» **Given request**
Write out the listing exactly as it is given.

[Stored records]
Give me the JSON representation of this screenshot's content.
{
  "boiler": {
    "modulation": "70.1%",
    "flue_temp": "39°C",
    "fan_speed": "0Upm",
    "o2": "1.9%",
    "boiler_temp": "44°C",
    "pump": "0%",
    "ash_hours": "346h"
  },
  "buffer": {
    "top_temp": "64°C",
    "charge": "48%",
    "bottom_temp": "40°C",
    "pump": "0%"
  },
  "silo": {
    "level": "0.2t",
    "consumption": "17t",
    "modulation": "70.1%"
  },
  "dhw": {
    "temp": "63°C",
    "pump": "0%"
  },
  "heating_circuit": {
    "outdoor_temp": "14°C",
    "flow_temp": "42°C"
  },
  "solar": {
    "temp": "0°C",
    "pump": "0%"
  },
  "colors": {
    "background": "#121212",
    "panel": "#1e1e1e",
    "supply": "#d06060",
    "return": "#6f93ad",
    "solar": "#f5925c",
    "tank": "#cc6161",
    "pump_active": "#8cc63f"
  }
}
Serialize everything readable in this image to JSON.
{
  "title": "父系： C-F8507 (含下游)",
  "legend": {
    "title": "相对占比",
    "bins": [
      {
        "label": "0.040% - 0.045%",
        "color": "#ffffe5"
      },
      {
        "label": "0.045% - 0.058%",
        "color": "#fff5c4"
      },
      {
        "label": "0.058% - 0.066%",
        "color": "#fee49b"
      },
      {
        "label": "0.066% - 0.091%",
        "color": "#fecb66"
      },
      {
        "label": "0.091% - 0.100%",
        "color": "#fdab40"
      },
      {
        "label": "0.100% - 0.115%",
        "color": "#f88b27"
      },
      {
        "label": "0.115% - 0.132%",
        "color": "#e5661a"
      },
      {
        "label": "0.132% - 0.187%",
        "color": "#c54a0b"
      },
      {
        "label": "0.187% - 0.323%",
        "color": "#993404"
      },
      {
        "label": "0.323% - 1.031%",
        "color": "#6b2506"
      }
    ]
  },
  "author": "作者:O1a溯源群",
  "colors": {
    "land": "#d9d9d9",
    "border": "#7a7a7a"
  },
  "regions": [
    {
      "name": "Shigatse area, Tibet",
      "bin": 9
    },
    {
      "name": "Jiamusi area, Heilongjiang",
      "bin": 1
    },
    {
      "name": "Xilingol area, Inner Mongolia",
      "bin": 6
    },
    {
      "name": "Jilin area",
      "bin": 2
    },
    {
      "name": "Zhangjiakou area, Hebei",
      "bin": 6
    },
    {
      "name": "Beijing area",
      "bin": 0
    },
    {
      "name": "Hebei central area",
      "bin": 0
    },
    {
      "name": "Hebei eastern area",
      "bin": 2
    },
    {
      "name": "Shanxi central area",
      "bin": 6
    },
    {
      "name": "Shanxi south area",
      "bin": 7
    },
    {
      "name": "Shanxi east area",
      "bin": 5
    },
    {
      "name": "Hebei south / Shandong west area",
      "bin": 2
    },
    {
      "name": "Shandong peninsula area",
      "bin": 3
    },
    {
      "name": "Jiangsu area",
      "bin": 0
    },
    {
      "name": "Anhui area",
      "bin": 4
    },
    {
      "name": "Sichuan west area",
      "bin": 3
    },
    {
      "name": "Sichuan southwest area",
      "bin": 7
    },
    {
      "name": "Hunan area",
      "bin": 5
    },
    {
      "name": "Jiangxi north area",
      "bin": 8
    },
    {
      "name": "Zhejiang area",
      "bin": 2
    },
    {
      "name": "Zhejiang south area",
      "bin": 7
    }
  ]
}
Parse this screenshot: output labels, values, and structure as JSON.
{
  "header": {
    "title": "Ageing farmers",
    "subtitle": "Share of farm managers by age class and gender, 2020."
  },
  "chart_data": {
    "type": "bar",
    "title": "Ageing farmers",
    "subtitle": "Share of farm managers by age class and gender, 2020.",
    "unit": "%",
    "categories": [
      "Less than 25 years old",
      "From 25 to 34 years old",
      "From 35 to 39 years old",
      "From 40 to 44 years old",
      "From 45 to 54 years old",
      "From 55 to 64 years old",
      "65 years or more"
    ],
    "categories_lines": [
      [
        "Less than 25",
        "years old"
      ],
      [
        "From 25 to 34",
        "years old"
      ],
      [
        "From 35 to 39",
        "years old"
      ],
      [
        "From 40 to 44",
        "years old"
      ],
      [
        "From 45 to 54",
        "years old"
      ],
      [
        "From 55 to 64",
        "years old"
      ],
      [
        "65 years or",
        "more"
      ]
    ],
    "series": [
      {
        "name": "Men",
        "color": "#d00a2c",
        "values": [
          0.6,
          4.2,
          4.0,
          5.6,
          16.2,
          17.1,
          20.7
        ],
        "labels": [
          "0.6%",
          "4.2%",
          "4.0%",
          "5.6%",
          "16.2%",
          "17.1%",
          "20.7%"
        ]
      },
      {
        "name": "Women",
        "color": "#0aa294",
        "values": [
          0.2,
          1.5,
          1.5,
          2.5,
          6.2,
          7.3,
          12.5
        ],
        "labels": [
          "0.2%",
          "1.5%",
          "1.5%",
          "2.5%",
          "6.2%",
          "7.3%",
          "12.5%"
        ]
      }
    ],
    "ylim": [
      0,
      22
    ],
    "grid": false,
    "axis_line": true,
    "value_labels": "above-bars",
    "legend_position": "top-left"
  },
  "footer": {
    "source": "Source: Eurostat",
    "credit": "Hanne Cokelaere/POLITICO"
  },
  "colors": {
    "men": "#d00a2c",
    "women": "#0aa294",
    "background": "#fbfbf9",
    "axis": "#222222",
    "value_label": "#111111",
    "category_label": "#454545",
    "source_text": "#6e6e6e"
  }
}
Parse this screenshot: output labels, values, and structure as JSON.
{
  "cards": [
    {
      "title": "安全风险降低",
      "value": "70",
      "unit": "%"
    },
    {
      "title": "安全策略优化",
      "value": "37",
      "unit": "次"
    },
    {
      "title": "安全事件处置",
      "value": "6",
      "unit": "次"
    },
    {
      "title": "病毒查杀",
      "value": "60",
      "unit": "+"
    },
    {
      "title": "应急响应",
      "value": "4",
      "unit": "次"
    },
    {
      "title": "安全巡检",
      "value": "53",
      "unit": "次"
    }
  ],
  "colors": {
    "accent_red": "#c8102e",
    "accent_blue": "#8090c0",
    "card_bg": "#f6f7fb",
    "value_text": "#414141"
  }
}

» **Problem solution**
Give me the JSON representation of this screenshot's content.
{
  "boiler": {
    "modulation": "70.1%",
    "flue_temp": "39°C",
    "fan_speed": "0Upm",
    "o2": "1.9%",
    "boiler_temp": "44°C",
    "pump": "0%",
    "ash_hours": "346h"
  },
  "buffer": {
    "top_temp": "64°C",
    "charge": "48%",
    "bottom_temp": "40°C",
    "pump": "0%"
  },
  "silo": {
    "level": "0.2t",
    "consumption": "17t",
    "modulation": "70.1%"
  },
  "dhw": {
    "temp": "63°C",
    "pump": "0%"
  },
  "heating_circuit": {
    "outdoor_temp": "14°C",
    "flow_temp": "42°C"
  },
  "solar": {
    "temp": "0°C",
    "pump": "0%"
  },
  "colors": {
    "background": "#121212",
    "panel": "#1e1e1e",
    "supply": "#d06060",
    "return": "#6f93ad",
    "solar": "#f5925c",
    "tank": "#cc6161",
    "pump_active": "#8cc63f"
  }
}
Serialize everything readable in this image to JSON.
{
  "title": "父系： C-F8507 (含下游)",
  "legend": {
    "title": "相对占比",
    "bins": [
      {
        "label": "0.040% - 0.045%",
        "color": "#ffffe5"
      },
      {
        "label": "0.045% - 0.058%",
        "color": "#fff5c4"
      },
      {
        "label": "0.058% - 0.066%",
        "color": "#fee49b"
      },
      {
        "label": "0.066% - 0.091%",
        "color": "#fecb66"
      },
      {
        "label": "0.091% - 0.100%",
        "color": "#fdab40"
      },
      {
        "label": "0.100% - 0.115%",
        "color": "#f88b27"
      },
      {
        "label": "0.115% - 0.132%",
        "color": "#e5661a"
      },
      {
        "label": "0.132% - 0.187%",
        "color": "#c54a0b"
      },
      {
        "label": "0.187% - 0.323%",
        "color": "#993404"
      },
      {
        "label": "0.323% - 1.031%",
        "color": "#6b2506"
      }
    ]
  },
  "author": "作者:O1a溯源群",
  "colors": {
    "land": "#d9d9d9",
    "border": "#7a7a7a"
  },
  "regions": [
    {
      "name": "Shigatse area, Tibet",
      "bin": 9
    },
    {
      "name": "Jiamusi area, Heilongjiang",
      "bin": 1
    },
    {
      "name": "Xilingol area, Inner Mongolia",
      "bin": 6
    },
    {
      "name": "Jilin area",
      "bin": 2
    },
    {
      "name": "Zhangjiakou area, Hebei",
      "bin": 6
    },
    {
      "name": "Beijing area",
      "bin": 0
    },
    {
      "name": "Hebei central area",
      "bin": 0
    },
    {
      "name": "Hebei eastern area",
      "bin": 2
    },
    {
      "name": "Shanxi central area",
      "bin": 6
    },
    {
      "name": "Shanxi south area",
      "bin": 7
    },
    {
      "name": "Shanxi east area",
      "bin": 5
    },
    {
      "name": "Hebei south / Shandong west area",
      "bin": 2
    },
    {
      "name": "Shandong peninsula area",
      "bin": 3
    },
    {
      "name": "Jiangsu area",
      "bin": 0
    },
    {
      "name": "Anhui area",
      "bin": 4
    },
    {
      "name": "Sichuan west area",
      "bin": 3
    },
    {
      "name": "Sichuan southwest area",
      "bin": 7
    },
    {
      "name": "Hunan area",
      "bin": 5
    },
    {
      "name": "Jiangxi north area",
      "bin": 8
    },
    {
      "name": "Zhejiang area",
      "bin": 2
    },
    {
      "name": "Zhejiang south area",
      "bin": 7
    }
  ]
}
Parse this screenshot: output labels, values, and structure as JSON.
{
  "header": {
    "title": "Ageing farmers",
    "subtitle": "Share of farm managers by age class and gender, 2020."
  },
  "chart_data": {
    "type": "bar",
    "title": "Ageing farmers",
    "subtitle": "Share of farm managers by age class and gender, 2020.",
    "unit": "%",
    "categories": [
      "Less than 25 years old",
      "From 25 to 34 years old",
      "From 35 to 39 years old",
      "From 40 to 44 years old",
      "From 45 to 54 years old",
      "From 55 to 64 years old",
      "65 years or more"
    ],
    "categories_lines": [
      [
        "Less than 25",
        "years old"
      ],
      [
        "From 25 to 34",
        "years old"
      ],
      [
        "From 35 to 39",
        "years old"
      ],
      [
        "From 40 to 44",
        "years old"
      ],
      [
        "From 45 to 54",
        "years old"
      ],
      [
        "From 55 to 64",
        "years old"
      ],
      [
        "65 years or",
        "more"
      ]
    ],
    "series": [
      {
        "name": "Men",
        "color": "#d00a2c",
        "values": [
          0.6,
          4.2,
          4.0,
          5.6,
          16.2,
          17.1,
          20.7
        ],
        "labels": [
          "0.6%",
          "4.2%",
          "4.0%",
          "5.6%",
          "16.2%",
          "17.1%",
          "20.7%"
        ]
      },
      {
        "name": "Women",
        "color": "#0aa294",
        "values": [
          0.2,
          1.5,
          1.5,
          2.5,
          6.2,
          7.3,
          12.5
        ],
        "labels": [
          "0.2%",
          "1.5%",
          "1.5%",
          "2.5%",
          "6.2%",
          "7.3%",
          "12.5%"
        ]
      }
    ],
    "ylim": [
      0,
      22
    ],
    "grid": false,
    "axis_line": true,
    "value_labels": "above-bars",
    "legend_position": "top-left"
  },
  "footer": {
    "source": "Source: Eurostat",
    "credit": "Hanne Cokelaere/POLITICO"
  },
  "colors": {
    "men": "#d00a2c",
    "women": "#0aa294",
    "background": "#fbfbf9",
    "axis": "#222222",
    "value_label": "#111111",
    "category_label": "#454545",
    "source_text": "#6e6e6e"
  }
}
Parse this screenshot: output labels, values, and structure as JSON.
{
  "cards": [
    {
      "title": "安全风险降低",
      "value": "70",
      "unit": "%"
    },
    {
      "title": "安全策略优化",
      "value": "37",
      "unit": "次"
    },
    {
      "title": "安全事件处置",
      "value": "6",
      "unit": "次"
    },
    {
      "title": "病毒查杀",
      "value": "60",
      "unit": "+"
    },
    {
      "title": "应急响应",
      "value": "4",
      "unit": "次"
    },
    {
      "title": "安全巡检",
      "value": "53",
      "unit": "次"
    }
  ],
  "colors": {
    "accent_red": "#c8102e",
    "accent_blue": "#8090c0",
    "card_bg": "#f6f7fb",
    "value_text": "#414141"
  }
}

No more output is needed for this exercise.